# START OF Data shown

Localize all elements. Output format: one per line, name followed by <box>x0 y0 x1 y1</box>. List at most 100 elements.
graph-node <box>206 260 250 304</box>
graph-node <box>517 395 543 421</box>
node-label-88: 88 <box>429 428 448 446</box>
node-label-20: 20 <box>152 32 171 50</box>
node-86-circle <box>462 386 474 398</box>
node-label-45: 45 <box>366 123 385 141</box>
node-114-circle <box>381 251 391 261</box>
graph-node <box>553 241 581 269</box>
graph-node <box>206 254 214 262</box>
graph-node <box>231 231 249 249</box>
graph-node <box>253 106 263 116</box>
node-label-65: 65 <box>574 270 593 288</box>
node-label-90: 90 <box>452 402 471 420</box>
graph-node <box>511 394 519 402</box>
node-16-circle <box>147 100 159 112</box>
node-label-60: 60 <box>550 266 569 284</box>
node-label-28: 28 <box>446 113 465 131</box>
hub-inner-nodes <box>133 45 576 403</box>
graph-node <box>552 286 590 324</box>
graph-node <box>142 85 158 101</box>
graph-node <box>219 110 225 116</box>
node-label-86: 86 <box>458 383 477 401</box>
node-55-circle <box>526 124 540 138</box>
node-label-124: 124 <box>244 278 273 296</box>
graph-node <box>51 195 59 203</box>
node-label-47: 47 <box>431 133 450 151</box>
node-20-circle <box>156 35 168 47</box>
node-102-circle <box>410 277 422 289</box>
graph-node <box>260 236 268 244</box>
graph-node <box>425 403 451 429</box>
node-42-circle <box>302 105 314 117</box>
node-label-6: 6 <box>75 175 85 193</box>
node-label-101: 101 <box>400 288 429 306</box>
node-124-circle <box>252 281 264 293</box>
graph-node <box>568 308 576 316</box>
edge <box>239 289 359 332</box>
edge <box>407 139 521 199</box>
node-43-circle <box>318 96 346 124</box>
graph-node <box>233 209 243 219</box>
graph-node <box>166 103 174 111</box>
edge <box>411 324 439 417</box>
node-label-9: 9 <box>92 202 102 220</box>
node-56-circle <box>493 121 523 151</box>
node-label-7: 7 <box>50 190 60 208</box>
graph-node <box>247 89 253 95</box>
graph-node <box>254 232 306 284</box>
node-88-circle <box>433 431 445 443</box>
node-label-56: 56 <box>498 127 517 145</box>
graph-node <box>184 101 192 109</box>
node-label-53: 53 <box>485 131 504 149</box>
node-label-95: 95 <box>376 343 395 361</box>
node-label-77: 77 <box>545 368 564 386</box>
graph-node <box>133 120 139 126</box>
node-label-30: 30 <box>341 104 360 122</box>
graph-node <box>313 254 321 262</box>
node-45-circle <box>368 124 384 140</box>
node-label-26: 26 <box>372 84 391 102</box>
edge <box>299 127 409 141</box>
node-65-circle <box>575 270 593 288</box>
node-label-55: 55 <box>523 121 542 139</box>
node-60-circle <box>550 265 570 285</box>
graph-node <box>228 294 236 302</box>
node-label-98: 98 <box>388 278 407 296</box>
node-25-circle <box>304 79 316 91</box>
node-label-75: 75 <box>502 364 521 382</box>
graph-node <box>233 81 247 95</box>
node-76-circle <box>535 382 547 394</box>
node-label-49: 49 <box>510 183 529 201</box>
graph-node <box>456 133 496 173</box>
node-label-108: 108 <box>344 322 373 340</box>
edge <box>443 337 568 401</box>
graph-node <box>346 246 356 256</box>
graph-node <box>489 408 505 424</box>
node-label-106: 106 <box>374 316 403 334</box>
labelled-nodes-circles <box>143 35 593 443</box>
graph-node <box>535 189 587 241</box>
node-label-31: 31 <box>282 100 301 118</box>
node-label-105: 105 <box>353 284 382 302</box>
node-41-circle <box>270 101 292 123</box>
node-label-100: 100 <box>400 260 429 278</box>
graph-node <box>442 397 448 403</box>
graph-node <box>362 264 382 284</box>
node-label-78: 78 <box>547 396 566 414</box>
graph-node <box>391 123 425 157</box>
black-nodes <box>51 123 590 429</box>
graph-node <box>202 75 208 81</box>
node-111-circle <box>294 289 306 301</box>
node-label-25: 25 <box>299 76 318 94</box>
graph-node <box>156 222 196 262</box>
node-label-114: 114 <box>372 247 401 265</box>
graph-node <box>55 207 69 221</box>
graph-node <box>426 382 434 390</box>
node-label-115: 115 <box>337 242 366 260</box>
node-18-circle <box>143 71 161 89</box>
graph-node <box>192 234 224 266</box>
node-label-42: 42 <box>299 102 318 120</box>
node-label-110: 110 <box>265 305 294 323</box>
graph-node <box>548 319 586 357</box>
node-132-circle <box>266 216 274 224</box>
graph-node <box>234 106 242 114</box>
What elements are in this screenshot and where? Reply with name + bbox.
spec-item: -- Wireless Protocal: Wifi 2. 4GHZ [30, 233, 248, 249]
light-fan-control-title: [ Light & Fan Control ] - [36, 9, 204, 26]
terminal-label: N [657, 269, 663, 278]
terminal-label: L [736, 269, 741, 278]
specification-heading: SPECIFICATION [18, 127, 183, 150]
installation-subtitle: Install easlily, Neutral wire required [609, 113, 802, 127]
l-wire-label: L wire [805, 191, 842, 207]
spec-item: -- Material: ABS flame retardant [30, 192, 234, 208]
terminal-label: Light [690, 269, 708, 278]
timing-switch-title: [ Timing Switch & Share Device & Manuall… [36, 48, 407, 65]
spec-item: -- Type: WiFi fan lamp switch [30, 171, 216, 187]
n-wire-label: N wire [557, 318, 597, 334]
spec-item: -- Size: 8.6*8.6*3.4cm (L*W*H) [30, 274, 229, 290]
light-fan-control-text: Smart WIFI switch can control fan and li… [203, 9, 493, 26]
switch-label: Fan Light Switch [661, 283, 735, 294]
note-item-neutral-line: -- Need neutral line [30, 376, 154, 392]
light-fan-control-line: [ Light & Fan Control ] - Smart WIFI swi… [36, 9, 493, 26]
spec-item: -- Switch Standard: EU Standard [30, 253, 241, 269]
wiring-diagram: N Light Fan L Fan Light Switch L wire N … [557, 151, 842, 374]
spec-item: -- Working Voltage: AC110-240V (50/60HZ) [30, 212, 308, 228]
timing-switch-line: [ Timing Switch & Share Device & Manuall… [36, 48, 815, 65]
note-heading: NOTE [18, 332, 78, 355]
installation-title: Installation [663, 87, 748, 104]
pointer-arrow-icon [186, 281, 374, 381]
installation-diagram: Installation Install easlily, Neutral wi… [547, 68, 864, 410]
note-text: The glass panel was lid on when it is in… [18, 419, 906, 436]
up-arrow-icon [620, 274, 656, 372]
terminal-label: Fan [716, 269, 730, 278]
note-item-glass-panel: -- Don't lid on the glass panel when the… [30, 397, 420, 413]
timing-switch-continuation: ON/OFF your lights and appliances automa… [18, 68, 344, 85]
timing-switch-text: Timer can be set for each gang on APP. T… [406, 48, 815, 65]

# END OF Data shown
# START OF Data shown

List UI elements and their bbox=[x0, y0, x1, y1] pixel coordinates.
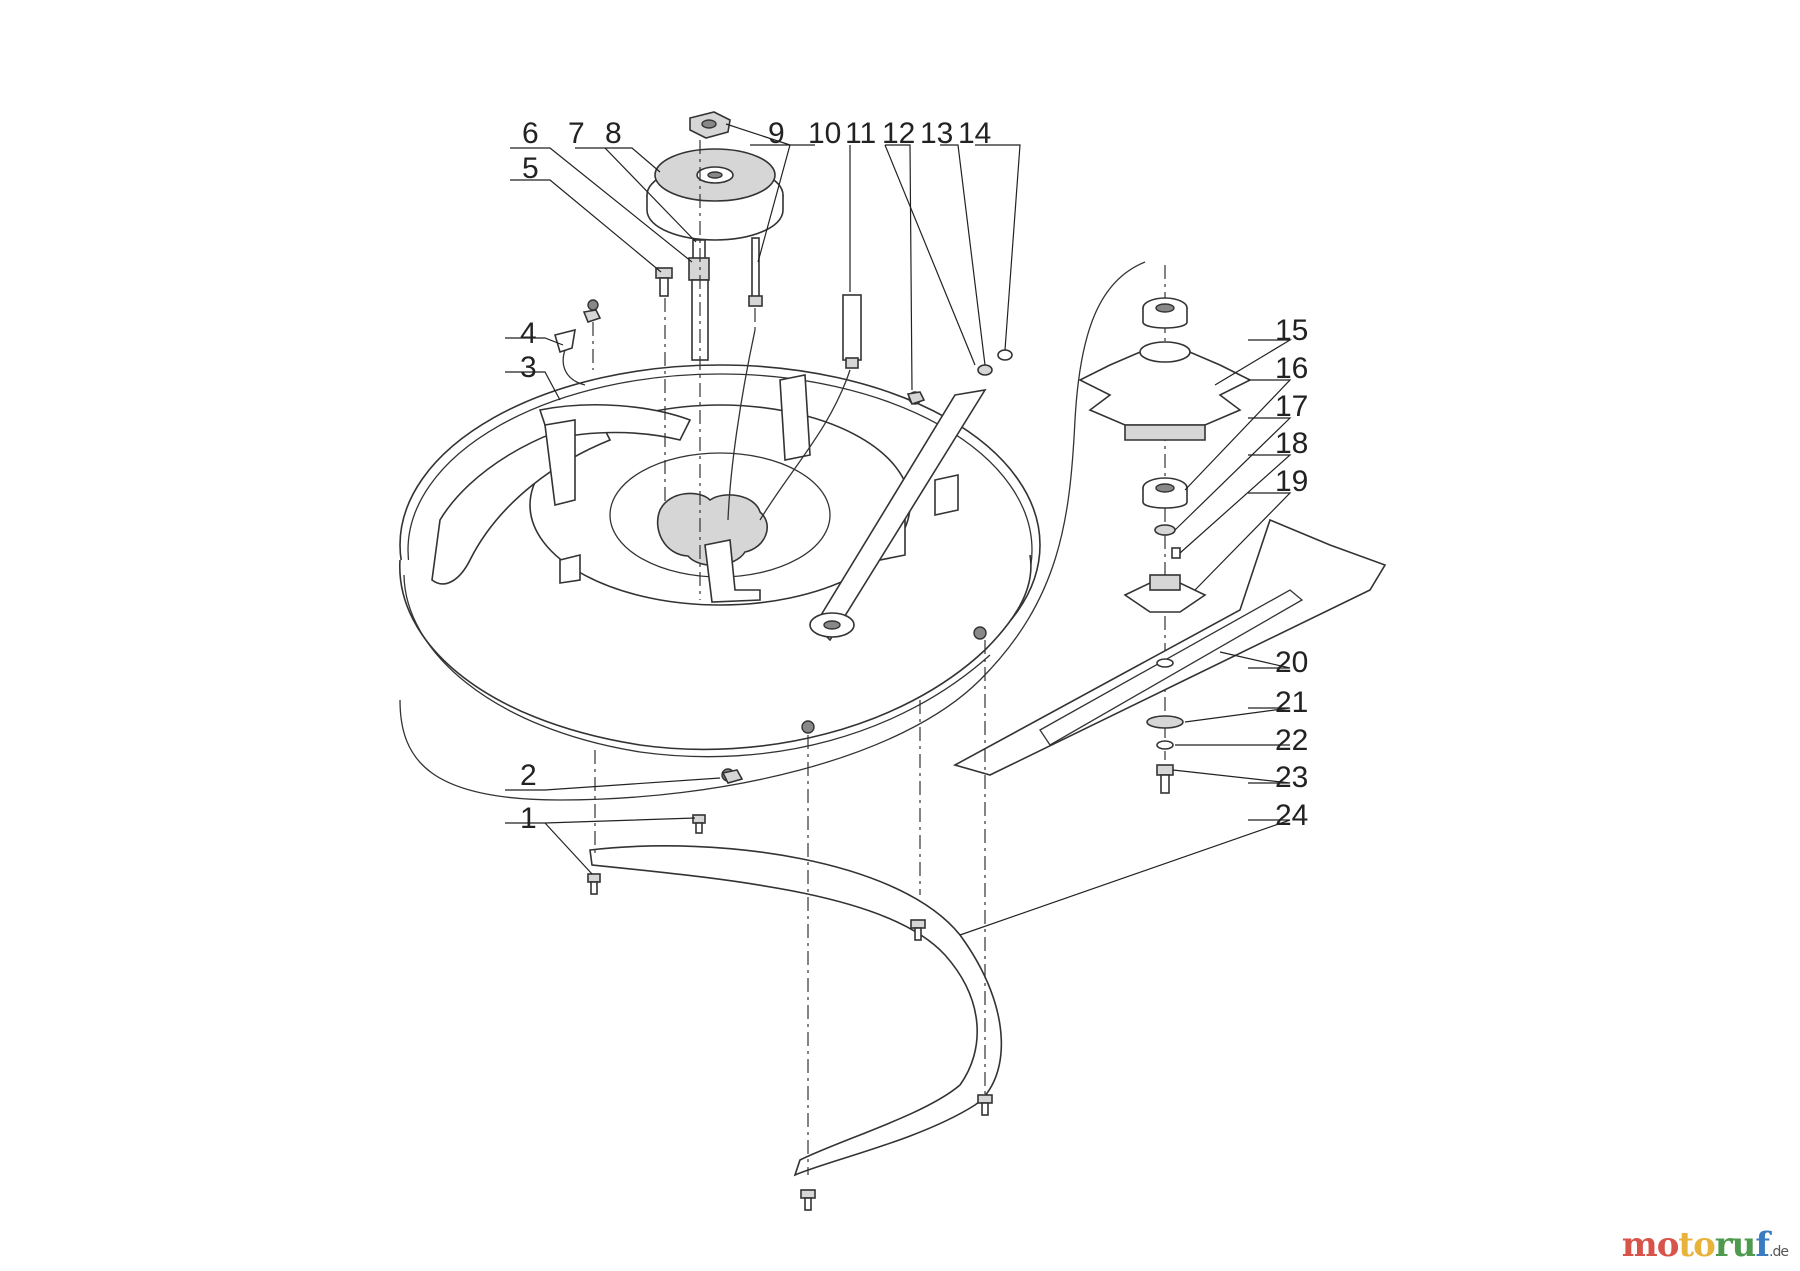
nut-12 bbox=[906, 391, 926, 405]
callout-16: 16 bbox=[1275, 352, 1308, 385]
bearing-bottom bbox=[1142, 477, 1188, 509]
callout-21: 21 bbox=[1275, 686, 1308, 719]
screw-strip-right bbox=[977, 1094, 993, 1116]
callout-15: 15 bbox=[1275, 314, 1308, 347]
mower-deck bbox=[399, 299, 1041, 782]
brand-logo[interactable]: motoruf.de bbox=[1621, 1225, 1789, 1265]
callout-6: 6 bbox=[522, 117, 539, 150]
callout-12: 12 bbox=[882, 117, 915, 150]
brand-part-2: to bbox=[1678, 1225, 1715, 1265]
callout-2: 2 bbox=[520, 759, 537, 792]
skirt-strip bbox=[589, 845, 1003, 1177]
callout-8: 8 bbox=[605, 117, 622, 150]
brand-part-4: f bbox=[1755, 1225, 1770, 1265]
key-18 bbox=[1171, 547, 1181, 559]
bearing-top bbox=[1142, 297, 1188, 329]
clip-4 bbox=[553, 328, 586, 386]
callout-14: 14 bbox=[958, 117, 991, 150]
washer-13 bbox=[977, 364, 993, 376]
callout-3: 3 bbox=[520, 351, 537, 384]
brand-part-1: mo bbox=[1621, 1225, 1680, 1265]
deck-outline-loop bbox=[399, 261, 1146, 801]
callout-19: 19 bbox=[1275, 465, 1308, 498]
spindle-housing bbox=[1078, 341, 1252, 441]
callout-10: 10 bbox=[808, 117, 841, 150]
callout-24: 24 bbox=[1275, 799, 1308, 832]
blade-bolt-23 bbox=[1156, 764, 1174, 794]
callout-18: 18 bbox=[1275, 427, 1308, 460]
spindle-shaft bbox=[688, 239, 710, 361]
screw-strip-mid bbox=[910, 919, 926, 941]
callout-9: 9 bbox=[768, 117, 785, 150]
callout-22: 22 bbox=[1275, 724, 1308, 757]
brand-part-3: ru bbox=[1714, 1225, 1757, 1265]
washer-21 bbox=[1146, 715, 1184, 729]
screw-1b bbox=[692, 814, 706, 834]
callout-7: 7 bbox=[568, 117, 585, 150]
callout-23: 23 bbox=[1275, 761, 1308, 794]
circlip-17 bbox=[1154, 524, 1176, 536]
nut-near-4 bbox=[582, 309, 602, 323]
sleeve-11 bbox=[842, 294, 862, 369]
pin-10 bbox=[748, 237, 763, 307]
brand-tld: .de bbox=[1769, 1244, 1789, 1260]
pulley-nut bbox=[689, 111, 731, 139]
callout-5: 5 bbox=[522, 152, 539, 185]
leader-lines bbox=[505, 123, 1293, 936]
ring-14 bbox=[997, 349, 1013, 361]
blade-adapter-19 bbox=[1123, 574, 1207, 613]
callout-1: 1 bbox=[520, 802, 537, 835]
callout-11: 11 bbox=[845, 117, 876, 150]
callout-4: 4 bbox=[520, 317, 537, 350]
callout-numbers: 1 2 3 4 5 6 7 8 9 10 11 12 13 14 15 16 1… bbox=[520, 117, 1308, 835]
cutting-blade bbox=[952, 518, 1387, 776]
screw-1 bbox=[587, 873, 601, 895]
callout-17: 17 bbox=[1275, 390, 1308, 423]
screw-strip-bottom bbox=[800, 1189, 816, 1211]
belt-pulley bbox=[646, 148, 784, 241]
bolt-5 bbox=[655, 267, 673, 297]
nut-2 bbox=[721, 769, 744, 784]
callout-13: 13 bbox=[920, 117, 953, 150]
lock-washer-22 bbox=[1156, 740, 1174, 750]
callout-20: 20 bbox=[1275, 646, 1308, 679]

# END OF Data shown

> [Written exercise]
In the lines from the line with "nut-12 bbox=[906, 391, 926, 405]" to the line with "callout-15: 15 bbox=[1275, 314, 1308, 347]", rename "bearing-bottom" to "bearing-lower". Return only those lines, with everything else unchanged.

> [Worked solution]
nut-12 bbox=[906, 391, 926, 405]
callout-16: 16 bbox=[1275, 352, 1308, 385]
bearing-lower bbox=[1142, 477, 1188, 509]
callout-21: 21 bbox=[1275, 686, 1308, 719]
screw-strip-right bbox=[977, 1094, 993, 1116]
callout-15: 15 bbox=[1275, 314, 1308, 347]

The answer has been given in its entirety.